__TASK DESCRIPTION__: Which lines hold the word "غيره"? Show each of them.

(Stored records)
-*-*-

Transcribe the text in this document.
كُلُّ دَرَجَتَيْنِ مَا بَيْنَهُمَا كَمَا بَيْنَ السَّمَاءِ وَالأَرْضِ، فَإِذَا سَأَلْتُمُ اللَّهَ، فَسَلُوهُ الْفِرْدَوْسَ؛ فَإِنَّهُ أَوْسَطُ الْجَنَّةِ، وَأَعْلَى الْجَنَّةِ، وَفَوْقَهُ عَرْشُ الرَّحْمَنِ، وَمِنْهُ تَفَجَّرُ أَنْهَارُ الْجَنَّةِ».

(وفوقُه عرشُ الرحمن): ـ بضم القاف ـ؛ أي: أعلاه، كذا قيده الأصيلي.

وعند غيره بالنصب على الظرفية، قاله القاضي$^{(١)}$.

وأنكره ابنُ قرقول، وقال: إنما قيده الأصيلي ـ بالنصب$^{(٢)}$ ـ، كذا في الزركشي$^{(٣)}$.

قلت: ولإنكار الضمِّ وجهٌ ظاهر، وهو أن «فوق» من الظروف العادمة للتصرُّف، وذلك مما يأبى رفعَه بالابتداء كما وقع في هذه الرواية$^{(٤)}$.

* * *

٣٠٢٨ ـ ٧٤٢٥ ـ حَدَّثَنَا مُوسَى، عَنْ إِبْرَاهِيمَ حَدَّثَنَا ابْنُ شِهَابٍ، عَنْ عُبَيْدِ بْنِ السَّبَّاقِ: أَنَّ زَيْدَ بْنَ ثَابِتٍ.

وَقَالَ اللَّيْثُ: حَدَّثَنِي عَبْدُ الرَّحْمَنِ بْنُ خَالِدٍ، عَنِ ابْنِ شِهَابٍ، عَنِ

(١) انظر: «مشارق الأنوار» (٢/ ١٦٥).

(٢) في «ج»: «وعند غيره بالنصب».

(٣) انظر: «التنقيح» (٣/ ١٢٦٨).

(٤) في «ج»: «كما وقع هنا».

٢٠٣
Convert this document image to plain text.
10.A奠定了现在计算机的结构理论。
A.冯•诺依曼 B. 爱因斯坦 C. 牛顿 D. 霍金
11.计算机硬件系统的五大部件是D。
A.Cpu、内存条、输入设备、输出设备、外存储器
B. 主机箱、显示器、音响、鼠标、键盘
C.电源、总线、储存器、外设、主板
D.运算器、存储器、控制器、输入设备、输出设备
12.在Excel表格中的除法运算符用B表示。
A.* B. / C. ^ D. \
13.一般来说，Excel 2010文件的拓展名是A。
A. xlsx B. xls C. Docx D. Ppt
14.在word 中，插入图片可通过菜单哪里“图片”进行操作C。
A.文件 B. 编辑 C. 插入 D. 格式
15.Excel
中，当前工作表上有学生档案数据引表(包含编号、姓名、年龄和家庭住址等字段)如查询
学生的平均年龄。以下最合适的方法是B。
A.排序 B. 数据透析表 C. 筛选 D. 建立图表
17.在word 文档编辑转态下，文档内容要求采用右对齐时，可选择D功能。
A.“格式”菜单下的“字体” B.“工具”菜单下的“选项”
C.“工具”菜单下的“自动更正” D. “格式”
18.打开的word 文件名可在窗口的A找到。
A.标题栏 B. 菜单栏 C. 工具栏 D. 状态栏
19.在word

-*-*-

__RESPONSE__:
وعند غيره بالنصب على الظرفية، قاله القاضي$^{(١)}$.
(٢) في «ج»: «وعند غيره بالنصب».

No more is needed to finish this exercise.